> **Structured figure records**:
===

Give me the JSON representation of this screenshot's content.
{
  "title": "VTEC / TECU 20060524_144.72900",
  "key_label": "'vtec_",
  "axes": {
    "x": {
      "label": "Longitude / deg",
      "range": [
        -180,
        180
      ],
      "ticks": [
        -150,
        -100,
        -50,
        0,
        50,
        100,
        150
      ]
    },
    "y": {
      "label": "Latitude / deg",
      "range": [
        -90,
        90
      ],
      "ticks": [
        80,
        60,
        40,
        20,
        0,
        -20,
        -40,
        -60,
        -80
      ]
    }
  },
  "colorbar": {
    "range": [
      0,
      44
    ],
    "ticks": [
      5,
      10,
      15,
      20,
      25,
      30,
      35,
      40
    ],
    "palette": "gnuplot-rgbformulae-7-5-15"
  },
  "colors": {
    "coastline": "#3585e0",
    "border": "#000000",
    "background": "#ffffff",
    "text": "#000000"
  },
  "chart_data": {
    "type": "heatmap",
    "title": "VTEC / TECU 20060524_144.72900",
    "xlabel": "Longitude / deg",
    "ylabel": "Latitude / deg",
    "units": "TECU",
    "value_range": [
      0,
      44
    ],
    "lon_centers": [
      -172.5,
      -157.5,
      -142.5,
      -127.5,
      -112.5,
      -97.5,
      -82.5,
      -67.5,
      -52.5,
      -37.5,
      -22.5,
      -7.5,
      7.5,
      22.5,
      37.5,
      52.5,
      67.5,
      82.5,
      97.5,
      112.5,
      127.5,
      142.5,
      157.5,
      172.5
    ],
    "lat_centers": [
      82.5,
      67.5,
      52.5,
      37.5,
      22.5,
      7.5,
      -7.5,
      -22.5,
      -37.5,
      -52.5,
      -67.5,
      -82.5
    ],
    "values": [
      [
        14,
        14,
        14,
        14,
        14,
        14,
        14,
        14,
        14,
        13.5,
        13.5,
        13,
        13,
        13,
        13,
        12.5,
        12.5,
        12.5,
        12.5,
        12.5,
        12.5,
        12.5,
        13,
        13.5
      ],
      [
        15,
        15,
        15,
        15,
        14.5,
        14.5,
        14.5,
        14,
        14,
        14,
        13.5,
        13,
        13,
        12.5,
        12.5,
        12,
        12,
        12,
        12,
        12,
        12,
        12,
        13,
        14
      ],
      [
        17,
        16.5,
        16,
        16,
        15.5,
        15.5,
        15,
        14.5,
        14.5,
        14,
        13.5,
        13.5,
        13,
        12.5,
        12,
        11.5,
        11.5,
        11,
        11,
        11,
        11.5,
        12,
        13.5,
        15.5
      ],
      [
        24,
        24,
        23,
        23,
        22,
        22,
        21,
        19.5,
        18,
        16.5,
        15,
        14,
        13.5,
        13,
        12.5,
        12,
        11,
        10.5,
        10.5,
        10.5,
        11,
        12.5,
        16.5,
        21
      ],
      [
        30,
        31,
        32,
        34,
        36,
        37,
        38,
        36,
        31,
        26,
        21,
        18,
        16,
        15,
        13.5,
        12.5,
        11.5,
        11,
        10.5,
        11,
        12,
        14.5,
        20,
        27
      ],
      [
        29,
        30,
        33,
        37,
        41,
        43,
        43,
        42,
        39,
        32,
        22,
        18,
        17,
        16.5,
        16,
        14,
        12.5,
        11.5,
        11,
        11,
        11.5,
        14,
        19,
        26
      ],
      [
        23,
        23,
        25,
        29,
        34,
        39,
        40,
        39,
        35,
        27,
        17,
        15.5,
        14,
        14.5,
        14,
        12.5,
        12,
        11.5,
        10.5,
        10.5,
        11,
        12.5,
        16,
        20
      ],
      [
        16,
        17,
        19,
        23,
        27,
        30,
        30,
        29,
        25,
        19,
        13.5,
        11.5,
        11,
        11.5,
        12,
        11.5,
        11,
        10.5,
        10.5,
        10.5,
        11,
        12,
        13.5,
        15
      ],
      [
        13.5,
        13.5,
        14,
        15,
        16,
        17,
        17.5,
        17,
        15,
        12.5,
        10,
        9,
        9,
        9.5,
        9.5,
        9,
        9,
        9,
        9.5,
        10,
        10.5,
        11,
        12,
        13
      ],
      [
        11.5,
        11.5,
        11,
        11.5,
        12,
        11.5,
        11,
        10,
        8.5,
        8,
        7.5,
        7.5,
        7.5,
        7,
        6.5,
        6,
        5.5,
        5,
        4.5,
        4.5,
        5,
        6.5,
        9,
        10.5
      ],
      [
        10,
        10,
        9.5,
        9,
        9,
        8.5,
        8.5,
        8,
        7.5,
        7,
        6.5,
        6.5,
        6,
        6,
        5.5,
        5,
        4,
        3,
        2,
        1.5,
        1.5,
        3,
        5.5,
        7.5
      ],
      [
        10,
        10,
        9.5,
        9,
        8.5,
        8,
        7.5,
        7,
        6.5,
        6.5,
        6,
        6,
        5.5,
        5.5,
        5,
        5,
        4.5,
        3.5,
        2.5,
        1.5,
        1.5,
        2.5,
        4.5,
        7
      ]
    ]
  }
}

===

> **REQUIRED TASK**: Using the entries above, return each line in which the word "title" occurs.

> **SOLUTION FOR THIS TASK**:
  "title": "VTEC / TECU 20060524_144.72900",
    "title": "VTEC / TECU 20060524_144.72900",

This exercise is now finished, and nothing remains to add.